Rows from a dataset
******

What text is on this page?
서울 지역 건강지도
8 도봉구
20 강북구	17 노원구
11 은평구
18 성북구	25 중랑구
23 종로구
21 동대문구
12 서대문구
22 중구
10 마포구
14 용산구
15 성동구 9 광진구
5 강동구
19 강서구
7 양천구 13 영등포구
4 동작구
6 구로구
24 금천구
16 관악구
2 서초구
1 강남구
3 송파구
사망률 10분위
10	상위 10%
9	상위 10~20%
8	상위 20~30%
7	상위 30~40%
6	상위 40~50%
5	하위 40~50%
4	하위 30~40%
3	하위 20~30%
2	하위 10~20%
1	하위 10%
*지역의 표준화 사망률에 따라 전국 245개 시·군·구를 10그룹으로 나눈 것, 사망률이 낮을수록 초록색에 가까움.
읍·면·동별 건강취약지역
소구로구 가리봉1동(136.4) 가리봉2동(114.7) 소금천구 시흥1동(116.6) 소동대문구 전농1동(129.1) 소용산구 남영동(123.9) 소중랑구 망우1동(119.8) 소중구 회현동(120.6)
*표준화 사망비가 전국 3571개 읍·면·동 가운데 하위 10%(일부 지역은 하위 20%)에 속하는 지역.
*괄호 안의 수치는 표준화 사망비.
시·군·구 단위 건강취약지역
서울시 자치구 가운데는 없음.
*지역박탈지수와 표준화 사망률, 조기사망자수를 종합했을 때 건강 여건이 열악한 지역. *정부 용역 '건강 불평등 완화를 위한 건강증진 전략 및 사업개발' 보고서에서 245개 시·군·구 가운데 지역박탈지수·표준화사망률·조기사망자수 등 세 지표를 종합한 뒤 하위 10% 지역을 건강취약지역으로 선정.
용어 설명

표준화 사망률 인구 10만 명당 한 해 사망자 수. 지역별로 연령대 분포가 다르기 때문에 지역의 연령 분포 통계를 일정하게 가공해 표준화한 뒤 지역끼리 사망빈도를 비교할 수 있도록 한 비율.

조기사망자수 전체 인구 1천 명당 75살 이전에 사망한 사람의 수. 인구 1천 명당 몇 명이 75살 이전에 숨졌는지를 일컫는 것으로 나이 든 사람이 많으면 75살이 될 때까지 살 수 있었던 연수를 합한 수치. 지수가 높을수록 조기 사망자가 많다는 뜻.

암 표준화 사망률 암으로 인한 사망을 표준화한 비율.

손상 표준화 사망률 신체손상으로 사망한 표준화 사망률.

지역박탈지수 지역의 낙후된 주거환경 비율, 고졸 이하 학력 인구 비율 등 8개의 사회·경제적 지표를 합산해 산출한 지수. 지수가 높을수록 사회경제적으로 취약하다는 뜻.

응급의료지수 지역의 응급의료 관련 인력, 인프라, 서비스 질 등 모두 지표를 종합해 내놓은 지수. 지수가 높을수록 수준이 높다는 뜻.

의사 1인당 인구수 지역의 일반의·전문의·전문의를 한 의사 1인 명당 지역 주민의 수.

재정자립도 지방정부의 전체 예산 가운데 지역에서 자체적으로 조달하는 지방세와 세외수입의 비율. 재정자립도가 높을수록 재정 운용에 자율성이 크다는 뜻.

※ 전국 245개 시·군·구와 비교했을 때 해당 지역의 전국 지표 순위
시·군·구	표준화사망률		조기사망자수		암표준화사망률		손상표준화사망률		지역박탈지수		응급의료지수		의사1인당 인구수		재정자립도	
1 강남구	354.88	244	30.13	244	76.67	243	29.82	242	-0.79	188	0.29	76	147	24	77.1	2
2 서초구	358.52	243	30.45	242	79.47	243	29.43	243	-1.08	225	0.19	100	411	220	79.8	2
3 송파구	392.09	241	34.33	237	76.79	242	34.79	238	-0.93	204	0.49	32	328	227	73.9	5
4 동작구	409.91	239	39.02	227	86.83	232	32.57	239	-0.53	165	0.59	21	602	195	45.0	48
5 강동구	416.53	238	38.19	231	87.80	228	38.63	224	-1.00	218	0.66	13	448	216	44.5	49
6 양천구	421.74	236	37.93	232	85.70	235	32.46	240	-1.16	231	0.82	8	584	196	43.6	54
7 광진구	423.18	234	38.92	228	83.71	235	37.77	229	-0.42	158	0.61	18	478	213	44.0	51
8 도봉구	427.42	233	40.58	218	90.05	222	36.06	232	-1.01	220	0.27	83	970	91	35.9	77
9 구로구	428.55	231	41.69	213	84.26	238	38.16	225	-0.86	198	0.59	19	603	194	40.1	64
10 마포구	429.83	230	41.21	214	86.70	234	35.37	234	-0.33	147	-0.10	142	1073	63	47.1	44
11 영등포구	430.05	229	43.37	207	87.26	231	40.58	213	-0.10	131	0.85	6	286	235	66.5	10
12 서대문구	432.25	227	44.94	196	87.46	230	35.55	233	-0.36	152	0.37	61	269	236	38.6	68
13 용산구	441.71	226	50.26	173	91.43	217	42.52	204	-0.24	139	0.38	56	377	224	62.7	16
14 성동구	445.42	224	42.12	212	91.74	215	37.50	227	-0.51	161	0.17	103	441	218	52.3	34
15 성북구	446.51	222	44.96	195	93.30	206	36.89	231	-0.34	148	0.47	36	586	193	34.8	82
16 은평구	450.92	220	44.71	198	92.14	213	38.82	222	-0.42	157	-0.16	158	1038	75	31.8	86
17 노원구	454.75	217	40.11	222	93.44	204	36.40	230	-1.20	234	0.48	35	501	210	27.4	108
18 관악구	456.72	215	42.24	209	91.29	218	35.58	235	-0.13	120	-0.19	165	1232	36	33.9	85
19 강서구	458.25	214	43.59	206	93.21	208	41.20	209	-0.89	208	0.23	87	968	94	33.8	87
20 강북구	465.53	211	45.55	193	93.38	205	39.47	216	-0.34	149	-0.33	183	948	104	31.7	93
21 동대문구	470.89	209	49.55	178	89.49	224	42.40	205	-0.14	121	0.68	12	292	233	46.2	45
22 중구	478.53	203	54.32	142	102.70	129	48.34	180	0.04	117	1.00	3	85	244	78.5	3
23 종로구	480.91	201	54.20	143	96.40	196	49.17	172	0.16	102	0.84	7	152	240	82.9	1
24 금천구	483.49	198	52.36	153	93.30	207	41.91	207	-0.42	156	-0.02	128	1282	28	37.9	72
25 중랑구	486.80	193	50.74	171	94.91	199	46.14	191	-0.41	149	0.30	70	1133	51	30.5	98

******

The exercise> Gather each line from the listing above that holds "재정자립도".

Answer for the task>
재정자립도 지방정부의 전체 예산 가운데 지역에서 자체적으로 조달하는 지방세와 세외수입의 비율. 재정자립도가 높을수록 재정 운용에 자율성이 크다는 뜻.
시·군·구	표준화사망률		조기사망자수		암표준화사망률		손상표준화사망률		지역박탈지수		응급의료지수		의사1인당 인구수		재정자립도	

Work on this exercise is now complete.